READING TEXT Start Marker

Issue 5 has eight short stories and one non-fiction piece. Every story is at least good, with several being great.
The collection opens with New Wave by Gary Fry, a story about a father and son. After an accident in the ocean involving the wife, the husband and son move further inland to rural farmland. Gary Fry does a great job at showing a father falling apart at the seams when he can't help but be reminded of the ocean every time he looks at the swaying wheat field behind his house. The father's anxiety also gets worse when the son starts to see things, and the father fears his child may be suffering from the same mental deficiencies his mother was.
Claire Massey writes the shortest story in the book, weighing in at only five pages. Despite the short length, Casting Ammonites packs quite a punch. The narrator encounters a girl on the strange beach he lives on. Massey is an author I am not that familiar with, but after reading this story I will definitely be hunting more of her work down.

READING TEXT End Marker
MATERIAL SHOWN Start Marker

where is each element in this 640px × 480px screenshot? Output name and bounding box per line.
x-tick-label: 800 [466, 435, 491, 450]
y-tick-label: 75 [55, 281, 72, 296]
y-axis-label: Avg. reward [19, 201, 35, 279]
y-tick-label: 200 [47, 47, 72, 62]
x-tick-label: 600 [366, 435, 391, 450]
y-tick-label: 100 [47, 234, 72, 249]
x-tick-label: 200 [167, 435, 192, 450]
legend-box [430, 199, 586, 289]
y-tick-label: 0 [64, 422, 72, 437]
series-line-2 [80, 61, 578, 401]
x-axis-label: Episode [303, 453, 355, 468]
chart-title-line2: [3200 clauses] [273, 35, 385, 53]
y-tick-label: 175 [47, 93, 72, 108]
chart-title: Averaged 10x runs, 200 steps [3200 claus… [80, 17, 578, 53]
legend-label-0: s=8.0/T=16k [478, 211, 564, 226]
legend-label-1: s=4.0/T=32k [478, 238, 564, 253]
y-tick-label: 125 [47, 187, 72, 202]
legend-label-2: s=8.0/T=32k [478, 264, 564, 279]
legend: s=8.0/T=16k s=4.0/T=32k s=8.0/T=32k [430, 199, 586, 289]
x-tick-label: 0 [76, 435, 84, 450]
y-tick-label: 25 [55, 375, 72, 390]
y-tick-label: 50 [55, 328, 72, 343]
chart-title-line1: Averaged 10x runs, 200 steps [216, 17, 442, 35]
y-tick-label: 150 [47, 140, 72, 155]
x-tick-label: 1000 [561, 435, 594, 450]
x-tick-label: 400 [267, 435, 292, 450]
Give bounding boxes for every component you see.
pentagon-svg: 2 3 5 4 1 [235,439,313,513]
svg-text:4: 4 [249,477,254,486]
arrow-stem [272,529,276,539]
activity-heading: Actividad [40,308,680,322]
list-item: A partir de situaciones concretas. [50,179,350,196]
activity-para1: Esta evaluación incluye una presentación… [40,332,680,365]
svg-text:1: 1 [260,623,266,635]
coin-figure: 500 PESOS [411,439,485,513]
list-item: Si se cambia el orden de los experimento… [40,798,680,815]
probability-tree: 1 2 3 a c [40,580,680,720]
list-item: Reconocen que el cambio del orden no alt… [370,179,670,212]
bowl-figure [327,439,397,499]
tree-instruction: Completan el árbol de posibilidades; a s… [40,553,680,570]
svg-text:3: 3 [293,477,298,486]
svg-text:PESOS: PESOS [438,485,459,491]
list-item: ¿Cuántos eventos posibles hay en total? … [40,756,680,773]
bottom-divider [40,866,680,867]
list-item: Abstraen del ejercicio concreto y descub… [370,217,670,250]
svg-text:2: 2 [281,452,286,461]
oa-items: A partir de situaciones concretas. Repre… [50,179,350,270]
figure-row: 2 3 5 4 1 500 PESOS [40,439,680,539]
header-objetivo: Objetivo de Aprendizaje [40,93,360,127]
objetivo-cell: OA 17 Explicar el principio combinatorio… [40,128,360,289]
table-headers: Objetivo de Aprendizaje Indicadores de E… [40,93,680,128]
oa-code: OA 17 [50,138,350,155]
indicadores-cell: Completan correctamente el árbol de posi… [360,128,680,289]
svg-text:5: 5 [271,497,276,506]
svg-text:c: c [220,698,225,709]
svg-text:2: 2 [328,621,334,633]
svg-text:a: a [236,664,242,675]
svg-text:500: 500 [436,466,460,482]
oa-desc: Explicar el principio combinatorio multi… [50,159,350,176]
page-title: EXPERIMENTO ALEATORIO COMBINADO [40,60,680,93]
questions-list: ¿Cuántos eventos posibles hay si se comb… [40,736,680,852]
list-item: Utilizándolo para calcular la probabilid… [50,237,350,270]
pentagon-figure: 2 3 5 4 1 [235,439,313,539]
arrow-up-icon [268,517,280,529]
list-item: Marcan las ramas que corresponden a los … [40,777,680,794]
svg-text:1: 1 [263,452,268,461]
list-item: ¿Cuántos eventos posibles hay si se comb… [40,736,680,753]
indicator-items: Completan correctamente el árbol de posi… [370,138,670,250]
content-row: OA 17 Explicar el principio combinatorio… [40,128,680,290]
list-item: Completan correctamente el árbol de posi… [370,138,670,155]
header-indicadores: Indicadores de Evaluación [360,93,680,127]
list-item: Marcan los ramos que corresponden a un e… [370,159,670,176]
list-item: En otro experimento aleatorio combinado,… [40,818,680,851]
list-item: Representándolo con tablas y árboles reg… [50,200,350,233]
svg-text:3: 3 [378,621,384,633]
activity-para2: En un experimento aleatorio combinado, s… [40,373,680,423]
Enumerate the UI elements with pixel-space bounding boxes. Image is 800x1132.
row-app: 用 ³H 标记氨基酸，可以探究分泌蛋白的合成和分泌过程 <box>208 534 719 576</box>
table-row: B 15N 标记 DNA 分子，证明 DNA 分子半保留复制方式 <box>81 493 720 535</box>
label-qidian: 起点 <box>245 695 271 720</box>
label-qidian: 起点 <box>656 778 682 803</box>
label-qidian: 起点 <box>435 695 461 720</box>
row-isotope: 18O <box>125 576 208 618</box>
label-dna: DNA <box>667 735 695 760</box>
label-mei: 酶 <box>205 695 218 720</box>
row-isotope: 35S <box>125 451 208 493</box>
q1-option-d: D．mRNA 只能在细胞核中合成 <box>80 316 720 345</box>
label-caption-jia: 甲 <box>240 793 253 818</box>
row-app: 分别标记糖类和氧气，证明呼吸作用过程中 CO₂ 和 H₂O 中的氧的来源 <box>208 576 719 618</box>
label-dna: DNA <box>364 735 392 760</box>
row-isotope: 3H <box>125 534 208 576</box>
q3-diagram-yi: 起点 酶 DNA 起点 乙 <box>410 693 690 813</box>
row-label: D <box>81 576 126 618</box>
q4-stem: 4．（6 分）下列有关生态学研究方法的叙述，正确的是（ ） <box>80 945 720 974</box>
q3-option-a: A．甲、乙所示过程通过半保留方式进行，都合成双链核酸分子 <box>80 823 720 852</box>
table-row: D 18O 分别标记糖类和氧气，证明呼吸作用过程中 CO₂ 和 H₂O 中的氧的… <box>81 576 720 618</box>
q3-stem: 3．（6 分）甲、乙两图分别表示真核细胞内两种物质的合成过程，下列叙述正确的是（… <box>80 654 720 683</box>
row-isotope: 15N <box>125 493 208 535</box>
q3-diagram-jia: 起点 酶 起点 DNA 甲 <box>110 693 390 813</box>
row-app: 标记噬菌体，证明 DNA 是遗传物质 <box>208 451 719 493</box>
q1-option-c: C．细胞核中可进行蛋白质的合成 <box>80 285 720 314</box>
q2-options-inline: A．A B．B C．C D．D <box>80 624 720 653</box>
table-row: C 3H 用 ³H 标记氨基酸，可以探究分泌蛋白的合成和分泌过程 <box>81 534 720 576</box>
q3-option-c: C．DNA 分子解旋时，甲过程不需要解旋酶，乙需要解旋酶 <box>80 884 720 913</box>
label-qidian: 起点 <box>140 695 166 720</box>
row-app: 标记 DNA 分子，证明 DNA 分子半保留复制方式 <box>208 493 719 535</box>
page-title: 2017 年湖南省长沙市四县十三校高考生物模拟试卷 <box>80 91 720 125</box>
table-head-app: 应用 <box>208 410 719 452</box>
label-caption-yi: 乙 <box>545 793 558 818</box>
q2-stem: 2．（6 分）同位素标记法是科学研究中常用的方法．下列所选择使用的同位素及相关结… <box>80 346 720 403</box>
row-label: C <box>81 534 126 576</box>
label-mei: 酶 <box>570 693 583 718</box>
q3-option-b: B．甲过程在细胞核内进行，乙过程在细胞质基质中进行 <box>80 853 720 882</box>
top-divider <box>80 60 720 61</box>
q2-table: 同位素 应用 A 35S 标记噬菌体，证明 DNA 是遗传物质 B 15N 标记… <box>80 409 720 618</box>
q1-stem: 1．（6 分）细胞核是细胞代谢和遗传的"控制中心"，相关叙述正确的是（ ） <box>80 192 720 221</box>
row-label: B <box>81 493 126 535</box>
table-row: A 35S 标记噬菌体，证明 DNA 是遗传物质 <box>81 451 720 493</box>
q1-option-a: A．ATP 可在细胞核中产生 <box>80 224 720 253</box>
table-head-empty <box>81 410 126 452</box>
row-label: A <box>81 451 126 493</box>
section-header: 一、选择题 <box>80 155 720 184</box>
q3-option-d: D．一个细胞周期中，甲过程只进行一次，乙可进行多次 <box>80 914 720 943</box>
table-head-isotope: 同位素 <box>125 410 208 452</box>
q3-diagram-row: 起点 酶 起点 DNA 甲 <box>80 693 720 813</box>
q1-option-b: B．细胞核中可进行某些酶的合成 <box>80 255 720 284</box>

MATERIAL SHOWN End Marker

### [EXERCISE BRIEF]
Copy word for word the part of the review of Issue 5 starting at "Issue 5 has" and ending at "his mother was.".

### [SOLUTION]
Issue 5 has eight short stories and one non-fiction piece. Every story is at least good, with several being great.
The collection opens with New Wave by Gary Fry, a story about a father and son. After an accident in the ocean involving the wife, the husband and son move further inland to rural farmland. Gary Fry does a great job at showing a father falling apart at the seams when he can't help but be reminded of the ocean every time he looks at the swaying wheat field behind his house. The father's anxiety also gets worse when the son starts to see things, and the father fears his child may be suffering from the same mental deficiencies his mother was.